■ **Exercise requirements**
Copy out every line that contains "menu".

# START OF Records for processing

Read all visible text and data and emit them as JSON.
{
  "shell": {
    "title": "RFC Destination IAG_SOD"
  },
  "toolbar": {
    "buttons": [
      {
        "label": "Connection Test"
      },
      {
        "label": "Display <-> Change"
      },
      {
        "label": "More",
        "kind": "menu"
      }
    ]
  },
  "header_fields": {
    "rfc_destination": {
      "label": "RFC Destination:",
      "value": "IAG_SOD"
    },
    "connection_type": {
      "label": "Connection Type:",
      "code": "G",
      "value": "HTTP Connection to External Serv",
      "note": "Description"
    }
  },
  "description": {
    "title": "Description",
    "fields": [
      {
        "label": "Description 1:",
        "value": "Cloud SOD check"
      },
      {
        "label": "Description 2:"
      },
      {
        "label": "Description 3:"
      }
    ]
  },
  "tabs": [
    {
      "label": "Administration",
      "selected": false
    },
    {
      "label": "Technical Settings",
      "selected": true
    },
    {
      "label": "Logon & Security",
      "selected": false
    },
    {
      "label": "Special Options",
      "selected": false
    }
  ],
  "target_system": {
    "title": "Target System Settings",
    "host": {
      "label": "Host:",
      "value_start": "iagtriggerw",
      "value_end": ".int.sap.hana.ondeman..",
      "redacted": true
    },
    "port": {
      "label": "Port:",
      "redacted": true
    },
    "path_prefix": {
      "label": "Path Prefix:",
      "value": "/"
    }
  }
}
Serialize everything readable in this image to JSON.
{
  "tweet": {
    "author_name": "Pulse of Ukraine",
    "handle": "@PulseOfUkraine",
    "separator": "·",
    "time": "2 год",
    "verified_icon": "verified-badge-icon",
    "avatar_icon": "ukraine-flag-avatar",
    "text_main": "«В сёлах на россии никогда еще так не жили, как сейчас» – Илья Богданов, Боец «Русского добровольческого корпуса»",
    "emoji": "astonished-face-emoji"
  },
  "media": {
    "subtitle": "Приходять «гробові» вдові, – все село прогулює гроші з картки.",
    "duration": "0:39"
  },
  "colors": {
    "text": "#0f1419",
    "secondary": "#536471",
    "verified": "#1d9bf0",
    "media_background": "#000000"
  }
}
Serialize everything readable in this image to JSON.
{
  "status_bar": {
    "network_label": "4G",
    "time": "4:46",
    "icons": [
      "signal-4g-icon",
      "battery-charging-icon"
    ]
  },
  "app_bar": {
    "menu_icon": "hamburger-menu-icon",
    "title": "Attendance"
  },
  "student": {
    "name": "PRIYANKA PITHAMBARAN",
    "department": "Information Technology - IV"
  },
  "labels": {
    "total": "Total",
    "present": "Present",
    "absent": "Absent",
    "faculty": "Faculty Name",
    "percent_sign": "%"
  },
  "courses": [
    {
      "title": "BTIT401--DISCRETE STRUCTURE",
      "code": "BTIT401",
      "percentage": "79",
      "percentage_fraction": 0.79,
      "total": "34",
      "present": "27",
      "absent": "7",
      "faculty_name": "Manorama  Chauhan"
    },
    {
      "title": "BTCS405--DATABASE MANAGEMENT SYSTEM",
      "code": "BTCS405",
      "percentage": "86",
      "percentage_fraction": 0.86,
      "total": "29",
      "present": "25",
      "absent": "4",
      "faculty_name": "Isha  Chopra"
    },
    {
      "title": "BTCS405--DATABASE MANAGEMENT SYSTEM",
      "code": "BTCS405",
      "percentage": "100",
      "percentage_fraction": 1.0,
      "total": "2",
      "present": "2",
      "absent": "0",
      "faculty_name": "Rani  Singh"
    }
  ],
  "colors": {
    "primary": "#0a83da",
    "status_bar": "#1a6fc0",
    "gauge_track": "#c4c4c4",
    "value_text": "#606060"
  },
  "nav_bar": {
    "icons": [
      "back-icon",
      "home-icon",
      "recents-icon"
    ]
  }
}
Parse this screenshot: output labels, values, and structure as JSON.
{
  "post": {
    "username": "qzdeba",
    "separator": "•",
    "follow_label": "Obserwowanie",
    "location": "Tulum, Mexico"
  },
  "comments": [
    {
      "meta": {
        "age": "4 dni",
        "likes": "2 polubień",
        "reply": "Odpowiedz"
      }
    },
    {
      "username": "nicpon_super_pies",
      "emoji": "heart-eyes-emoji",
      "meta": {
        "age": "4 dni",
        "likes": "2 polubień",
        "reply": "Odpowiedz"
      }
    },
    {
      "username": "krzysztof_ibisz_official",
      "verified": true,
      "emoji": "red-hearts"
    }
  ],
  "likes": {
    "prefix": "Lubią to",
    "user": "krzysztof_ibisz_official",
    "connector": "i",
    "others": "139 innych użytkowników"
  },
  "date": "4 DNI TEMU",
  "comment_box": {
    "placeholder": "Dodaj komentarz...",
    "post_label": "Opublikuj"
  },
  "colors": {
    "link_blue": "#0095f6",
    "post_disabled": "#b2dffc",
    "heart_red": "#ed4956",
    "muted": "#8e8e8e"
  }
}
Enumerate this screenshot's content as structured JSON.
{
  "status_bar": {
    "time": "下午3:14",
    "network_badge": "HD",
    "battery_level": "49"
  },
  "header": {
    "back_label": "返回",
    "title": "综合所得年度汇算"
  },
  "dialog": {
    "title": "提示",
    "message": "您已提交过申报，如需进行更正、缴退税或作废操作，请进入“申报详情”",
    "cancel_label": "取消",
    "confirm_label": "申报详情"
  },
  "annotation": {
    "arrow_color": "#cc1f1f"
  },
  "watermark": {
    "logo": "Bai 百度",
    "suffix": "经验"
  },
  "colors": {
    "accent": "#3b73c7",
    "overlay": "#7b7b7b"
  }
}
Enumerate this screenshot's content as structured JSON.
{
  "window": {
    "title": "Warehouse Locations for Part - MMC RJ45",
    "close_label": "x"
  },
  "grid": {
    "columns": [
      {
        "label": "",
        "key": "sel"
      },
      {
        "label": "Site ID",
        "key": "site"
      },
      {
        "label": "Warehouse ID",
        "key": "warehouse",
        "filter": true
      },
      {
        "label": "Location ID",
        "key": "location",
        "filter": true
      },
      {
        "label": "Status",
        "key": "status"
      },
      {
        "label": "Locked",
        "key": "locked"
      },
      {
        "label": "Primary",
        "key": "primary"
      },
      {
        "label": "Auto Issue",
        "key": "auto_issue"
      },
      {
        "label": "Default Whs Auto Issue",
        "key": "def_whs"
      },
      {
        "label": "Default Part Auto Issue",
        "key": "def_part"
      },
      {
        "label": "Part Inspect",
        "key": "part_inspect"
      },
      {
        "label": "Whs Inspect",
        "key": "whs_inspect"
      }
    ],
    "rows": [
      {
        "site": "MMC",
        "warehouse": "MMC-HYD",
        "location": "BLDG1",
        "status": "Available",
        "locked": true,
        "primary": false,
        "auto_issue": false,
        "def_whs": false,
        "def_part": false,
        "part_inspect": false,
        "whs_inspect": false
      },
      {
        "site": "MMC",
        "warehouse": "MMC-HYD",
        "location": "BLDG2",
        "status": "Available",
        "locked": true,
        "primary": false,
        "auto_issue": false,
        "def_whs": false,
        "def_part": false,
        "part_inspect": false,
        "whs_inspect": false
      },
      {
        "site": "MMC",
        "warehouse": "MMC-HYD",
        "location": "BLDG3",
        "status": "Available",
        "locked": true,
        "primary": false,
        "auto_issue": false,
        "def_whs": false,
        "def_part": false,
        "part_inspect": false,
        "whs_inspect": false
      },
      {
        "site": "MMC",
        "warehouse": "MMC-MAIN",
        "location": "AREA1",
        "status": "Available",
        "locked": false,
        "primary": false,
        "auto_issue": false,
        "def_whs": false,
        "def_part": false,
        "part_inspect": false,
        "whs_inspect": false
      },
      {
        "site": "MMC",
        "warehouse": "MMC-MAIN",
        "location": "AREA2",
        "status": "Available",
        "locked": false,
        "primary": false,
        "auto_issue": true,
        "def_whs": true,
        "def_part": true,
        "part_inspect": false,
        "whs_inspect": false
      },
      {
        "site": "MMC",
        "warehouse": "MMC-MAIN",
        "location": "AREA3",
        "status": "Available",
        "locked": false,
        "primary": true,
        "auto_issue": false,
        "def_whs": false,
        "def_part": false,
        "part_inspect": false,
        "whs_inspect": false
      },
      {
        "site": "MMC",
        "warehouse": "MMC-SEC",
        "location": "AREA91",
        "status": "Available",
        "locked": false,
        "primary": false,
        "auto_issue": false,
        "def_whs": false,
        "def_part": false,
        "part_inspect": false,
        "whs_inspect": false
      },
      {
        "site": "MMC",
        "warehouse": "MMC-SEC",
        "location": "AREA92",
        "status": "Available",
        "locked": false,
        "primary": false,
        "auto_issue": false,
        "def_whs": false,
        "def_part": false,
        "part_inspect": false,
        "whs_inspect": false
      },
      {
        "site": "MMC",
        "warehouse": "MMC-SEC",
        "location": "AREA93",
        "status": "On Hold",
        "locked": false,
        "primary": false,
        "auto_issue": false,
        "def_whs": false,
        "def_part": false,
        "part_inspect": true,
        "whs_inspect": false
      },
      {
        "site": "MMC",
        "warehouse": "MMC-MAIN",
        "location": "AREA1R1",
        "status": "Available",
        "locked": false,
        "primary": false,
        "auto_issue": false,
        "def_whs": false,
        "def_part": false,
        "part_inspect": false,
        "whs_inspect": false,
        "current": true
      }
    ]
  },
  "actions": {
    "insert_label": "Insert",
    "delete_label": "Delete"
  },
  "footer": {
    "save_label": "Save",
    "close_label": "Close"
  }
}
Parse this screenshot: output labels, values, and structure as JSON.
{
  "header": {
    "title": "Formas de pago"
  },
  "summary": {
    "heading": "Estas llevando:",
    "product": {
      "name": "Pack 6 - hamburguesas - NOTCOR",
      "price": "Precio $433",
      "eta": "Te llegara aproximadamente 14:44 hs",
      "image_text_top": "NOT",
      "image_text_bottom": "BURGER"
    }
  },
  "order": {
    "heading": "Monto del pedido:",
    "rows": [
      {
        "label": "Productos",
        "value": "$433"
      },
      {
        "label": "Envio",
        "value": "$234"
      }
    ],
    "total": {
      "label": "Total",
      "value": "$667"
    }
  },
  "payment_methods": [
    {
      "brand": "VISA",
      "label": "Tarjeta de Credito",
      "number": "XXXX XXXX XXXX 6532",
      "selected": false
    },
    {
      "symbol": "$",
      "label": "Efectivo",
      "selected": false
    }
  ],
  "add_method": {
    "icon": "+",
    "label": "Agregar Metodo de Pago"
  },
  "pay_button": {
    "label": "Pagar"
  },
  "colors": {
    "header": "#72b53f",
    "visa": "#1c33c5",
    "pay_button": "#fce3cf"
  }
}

# END OF Records for processing

■ **Final answer**
        "kind": "menu"
    "menu_icon": "hamburger-menu-icon",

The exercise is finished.